• **SOURCE EXCERPT**
# NCERT Solutions for Class 12 Maths Chapter 13 - Probability - Exercise 13.1

### Access Exercises of Class 12 Maths Chapter 13 – Probability

Exercise 13.1 Solutions 17 Questions

Exercise 13.2 Solutions 18 Questions

Exercise 13.3 Solutions 14 Questions

Exercise 13.4 Solutions 17 Questions

Exercise 13.5 Solutions 15 Questions

Miscellaneous Exercise on Chapter 13 Solutions 10 Questions

Exercise 13.1

1. Given that E and F are events such that P(E) = 0.6, P(F) = 0.3 and P(E ∩ F) = 0.2, find P(E/F) and P(F/E).

Sol. It is given that P(E) = 0.6, P(F) = 0.3 and P(E ∩ F) = 0.2

∴ We know that

$$\text{P}\bigg(\frac{\text{E}}{\text{F}}\bigg) = \frac{\text{P(E}\cap\text{F})}{\text{P(F)}}\\=\frac{0.2}{0.3}=\frac{2}{3}\\\text{and}\space\text{P}\bigg(\frac{\text{F}}{\text{E}}\bigg) = \frac{\text{P}(\text{F}\cap\text{E})}{\text{P(E)}}\\=\frac{0.2}{0.6}=\frac{1}{3}$$

2. Compute P(A/B), if P(B) = 0.5 and P(A ∩ B) = 0.32.

• **PROBLEMS**
• 1. From the probability solutions page, list every exercise named in the access list, with the number of questions given for each.
• 2. For each statement, say whether the probability solutions page agrees with it, and quote the words that decide it: (a) Exercise 13.2 contains 18 questions. (b) In the first problem, P(F) is 0.6. (c) The Miscellaneous Exercise on Chapter 13 contains 15 questions.
• 3. Carry on the probability solutions page from its final line, the statement of the second problem.
The listing after this text plays no part in the work.

• **RECORDED INFORMATION**
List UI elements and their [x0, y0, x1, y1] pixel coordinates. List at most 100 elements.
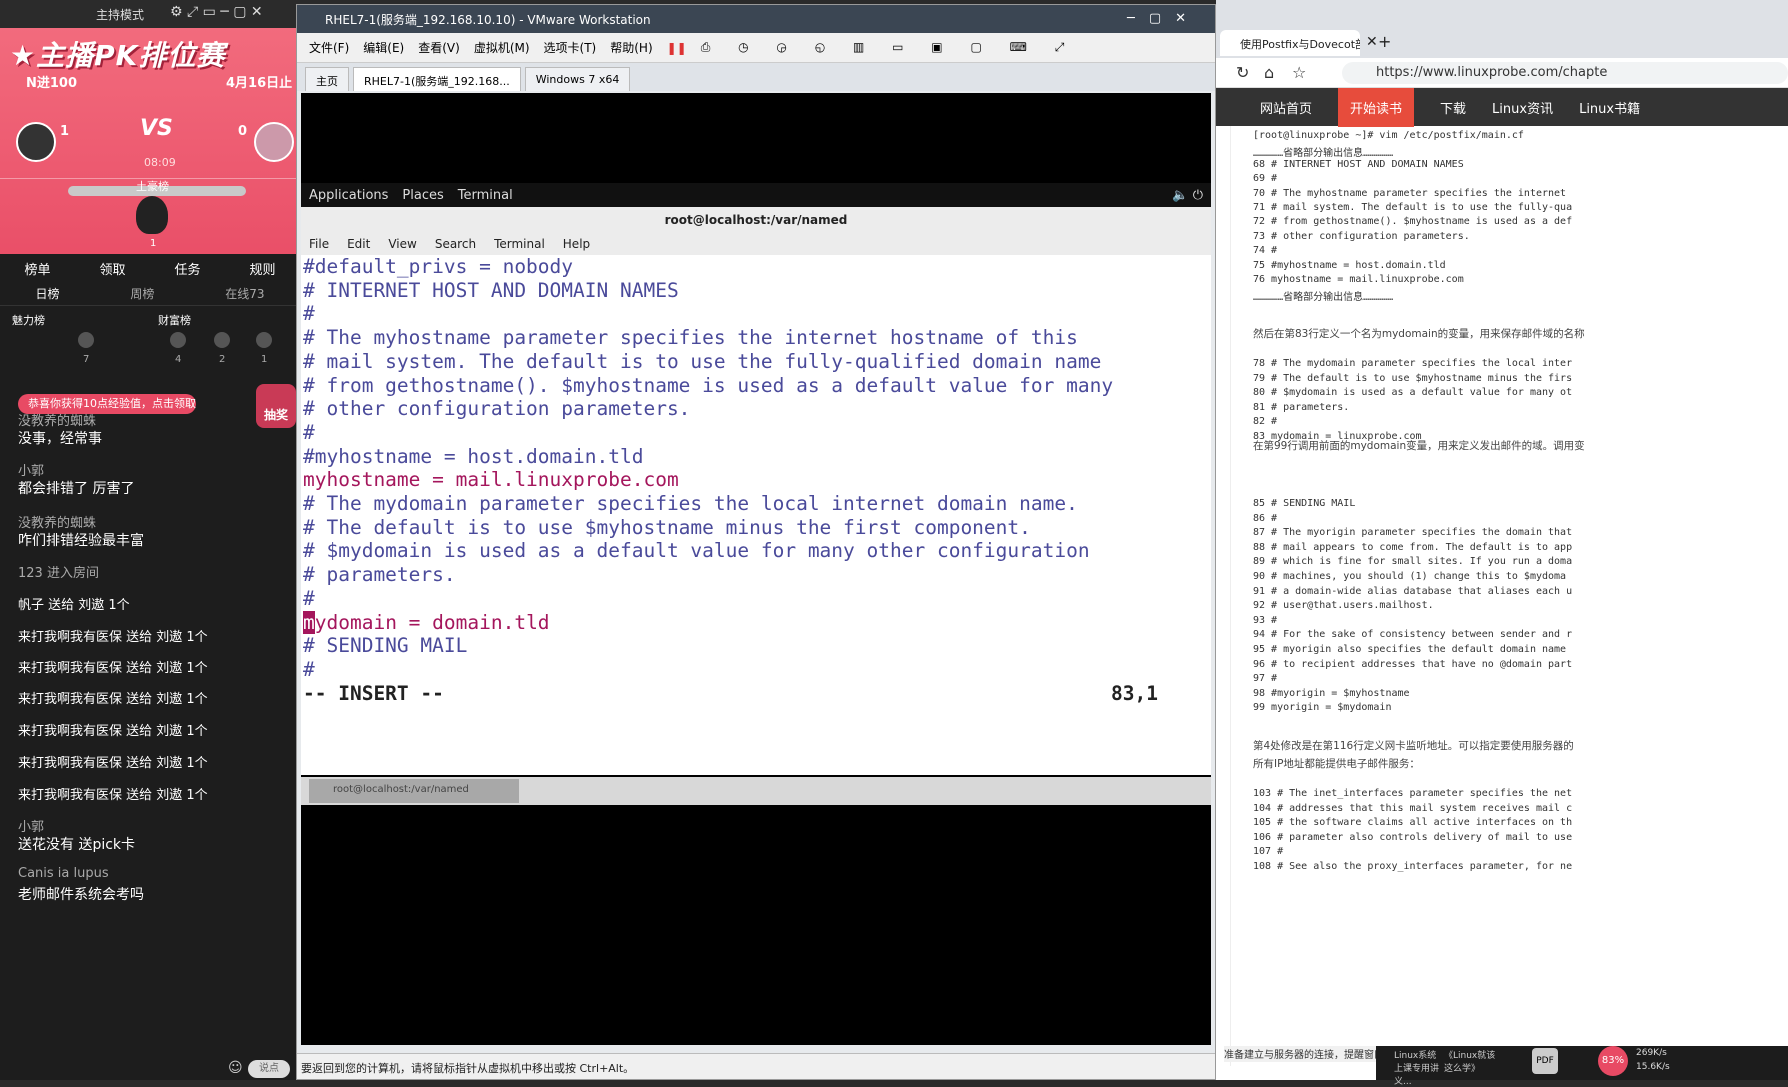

• **FINAL ANSWERS**
• 1.
Exercise 13.1: 17 questions
Exercise 13.2: 18 questions
Exercise 13.3: 14 questions
Exercise 13.4: 17 questions
Exercise 13.5: 15 questions
Miscellaneous Exercise on Chapter 13: 10 questions

• 2.
(a) Yes: "Exercise 13.2 Solutions 18 Questions"
(b) No: "P(E) = 0.6, P(F) = 0.3"
(c) No: "Miscellaneous Exercise on Chapter 13 Solutions 10 Questions"

• 3.
Sol. It is given that P(B) = 0.5 and P(A ∩ B) = 0.32

$$\therefore\space\text{P}\bigg(\frac{A}{B}\bigg) = \frac{\text{P}(A\cap B)}{\text{P(B)}}\\=\frac{0.32}{0.5} =\frac{32}{50} =\frac{16}{25}$$

3. If P(A) = 0.8, P(B) = 0.5 and P(B/A) = 0.4, find (i) P(A ∩ B) (ii) P(A/B) (iii) P(A ∪ B)

Sol. (i) Given, P(A) = 0.8, P(B) = 0.5, P(B/A) = 0.4

$$\Rarr\space\frac{\text{P}(A\cap\text{B})}{\text{P(A)}} = 0.4\\\bigg[\because\space\text{P}\bigg(\frac{B}{A}\bigg) = \frac{\text{P(A}\cap B)}{\text{P(A)}}\bigg]\\\Rarr\space \frac{\text{P}(A\cap B)}{0.8} = 0.4\\\Rarr\space P(A\cap B) = 0.8×0.4 = 0.32\\\text{(ii)\space}\text{P}\bigg(\frac{A}{B}\bigg) = \frac{\text{P}(A \cap B)}{\text{P(B)}}\\=\frac{0.32}{0.5} = \frac{32}{50} = 0.64$$

(iii) From the relation

P(A ∪ B) = P(A) + P(B) – P(A ∩ B)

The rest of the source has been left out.